WHAT YOU WILL DO:
The expected output is the data below, character for character, without its pictures.

DATA SUPPLIED:
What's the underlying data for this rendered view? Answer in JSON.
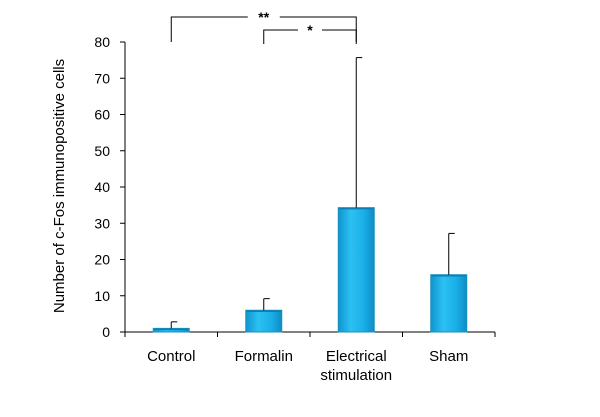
{
  "chart_data": {
    "type": "bar",
    "title": "",
    "xlabel": "",
    "ylabel": "Number of c-Fos immunopositive cells",
    "ylim": [
      0,
      80
    ],
    "yticks": [
      0,
      10,
      20,
      30,
      40,
      50,
      60,
      70,
      80
    ],
    "categories": [
      [
        "Control"
      ],
      [
        "Formalin"
      ],
      [
        "Electrical",
        "stimulation"
      ],
      [
        "Sham"
      ]
    ],
    "values": [
      1.0,
      6.0,
      34.3,
      15.8
    ],
    "error_upper": [
      1.8,
      3.2,
      41.4,
      11.4
    ],
    "bar_color": "#1ab0e8",
    "bar_edge_color": "#1a8fbf",
    "grid": false,
    "legend": false,
    "significance": [
      {
        "from": 0,
        "to": 2,
        "label": "**"
      },
      {
        "from": 1,
        "to": 2,
        "label": "*"
      }
    ]
  }
}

RESULT:
What's the underlying data for this rendered view? Answer in JSON.
{
  "chart_data": {
    "type": "bar",
    "title": "",
    "xlabel": "",
    "ylabel": "Number of c-Fos immunopositive cells",
    "ylim": [
      0,
      80
    ],
    "yticks": [
      0,
      10,
      20,
      30,
      40,
      50,
      60,
      70,
      80
    ],
    "categories": [
      [
        "Control"
      ],
      [
        "Formalin"
      ],
      [
        "Electrical",
        "stimulation"
      ],
      [
        "Sham"
      ]
    ],
    "values": [
      1.0,
      6.0,
      34.3,
      15.8
    ],
    "error_upper": [
      1.8,
      3.2,
      41.4,
      11.4
    ],
    "bar_color": "#1ab0e8",
    "bar_edge_color": "#1a8fbf",
    "grid": false,
    "legend": false,
    "significance": [
      {
        "from": 0,
        "to": 2,
        "label": "**"
      },
      {
        "from": 1,
        "to": 2,
        "label": "*"
      }
    ]
  }
}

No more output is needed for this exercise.